▶ [What the task asks]:
Count how many lines of the data below contain the string "serving"; the reply should be that number alone.

(Figure collection entries)
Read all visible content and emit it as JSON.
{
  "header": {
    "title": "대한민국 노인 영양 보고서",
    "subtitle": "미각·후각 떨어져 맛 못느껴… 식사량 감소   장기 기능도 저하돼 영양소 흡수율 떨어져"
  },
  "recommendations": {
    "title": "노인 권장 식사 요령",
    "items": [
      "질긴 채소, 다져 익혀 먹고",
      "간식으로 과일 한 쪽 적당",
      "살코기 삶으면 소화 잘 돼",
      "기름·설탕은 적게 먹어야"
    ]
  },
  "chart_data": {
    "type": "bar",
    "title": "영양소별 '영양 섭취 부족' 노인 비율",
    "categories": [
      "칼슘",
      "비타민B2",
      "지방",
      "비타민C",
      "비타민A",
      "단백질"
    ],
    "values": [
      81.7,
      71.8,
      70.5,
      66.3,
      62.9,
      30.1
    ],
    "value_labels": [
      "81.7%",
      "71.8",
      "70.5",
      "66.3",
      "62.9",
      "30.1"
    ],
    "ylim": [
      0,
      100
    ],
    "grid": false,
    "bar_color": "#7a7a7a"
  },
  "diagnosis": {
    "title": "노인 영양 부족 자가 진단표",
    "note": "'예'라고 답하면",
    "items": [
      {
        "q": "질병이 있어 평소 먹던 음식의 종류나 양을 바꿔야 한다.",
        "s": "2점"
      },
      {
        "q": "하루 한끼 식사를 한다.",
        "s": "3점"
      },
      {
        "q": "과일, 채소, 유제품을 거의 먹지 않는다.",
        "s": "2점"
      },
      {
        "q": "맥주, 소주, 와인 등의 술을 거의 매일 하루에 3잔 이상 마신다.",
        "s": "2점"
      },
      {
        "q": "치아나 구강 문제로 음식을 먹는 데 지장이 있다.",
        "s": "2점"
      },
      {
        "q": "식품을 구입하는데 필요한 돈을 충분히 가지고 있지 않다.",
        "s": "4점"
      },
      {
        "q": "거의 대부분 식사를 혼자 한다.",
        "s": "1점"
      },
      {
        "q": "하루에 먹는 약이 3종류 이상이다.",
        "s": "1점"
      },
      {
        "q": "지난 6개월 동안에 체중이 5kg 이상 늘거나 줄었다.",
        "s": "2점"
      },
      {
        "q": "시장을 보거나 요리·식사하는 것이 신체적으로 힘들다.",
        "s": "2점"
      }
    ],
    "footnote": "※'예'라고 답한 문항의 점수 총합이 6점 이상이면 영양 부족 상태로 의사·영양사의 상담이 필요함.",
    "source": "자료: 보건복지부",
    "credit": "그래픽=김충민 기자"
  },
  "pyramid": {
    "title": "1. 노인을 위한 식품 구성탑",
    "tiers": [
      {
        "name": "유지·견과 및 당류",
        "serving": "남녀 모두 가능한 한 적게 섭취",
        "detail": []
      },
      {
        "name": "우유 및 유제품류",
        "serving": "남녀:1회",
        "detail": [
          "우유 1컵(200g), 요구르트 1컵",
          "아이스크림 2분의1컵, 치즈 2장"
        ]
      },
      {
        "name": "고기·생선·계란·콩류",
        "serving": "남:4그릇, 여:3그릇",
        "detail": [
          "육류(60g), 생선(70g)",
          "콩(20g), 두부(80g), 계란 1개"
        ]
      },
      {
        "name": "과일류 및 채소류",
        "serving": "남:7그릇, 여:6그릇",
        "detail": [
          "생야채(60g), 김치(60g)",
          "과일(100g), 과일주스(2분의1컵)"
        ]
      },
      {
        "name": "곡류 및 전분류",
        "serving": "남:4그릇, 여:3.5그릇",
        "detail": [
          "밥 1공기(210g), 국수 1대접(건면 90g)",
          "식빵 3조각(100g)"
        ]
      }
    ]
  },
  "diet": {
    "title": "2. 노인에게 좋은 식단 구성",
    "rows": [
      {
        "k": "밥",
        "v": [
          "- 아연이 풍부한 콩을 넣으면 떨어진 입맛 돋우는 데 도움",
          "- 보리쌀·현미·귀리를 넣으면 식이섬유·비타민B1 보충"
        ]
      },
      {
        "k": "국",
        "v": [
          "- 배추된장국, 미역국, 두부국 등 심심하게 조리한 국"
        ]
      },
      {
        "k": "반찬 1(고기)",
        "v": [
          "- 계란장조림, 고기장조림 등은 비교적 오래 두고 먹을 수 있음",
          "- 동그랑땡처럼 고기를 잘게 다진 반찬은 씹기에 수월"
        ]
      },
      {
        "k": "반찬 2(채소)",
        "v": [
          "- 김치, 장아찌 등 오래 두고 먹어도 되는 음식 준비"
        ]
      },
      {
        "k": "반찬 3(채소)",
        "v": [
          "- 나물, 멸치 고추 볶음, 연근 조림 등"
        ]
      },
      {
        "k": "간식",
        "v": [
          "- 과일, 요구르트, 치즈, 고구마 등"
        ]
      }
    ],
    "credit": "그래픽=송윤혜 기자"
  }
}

▶ [Output]:
5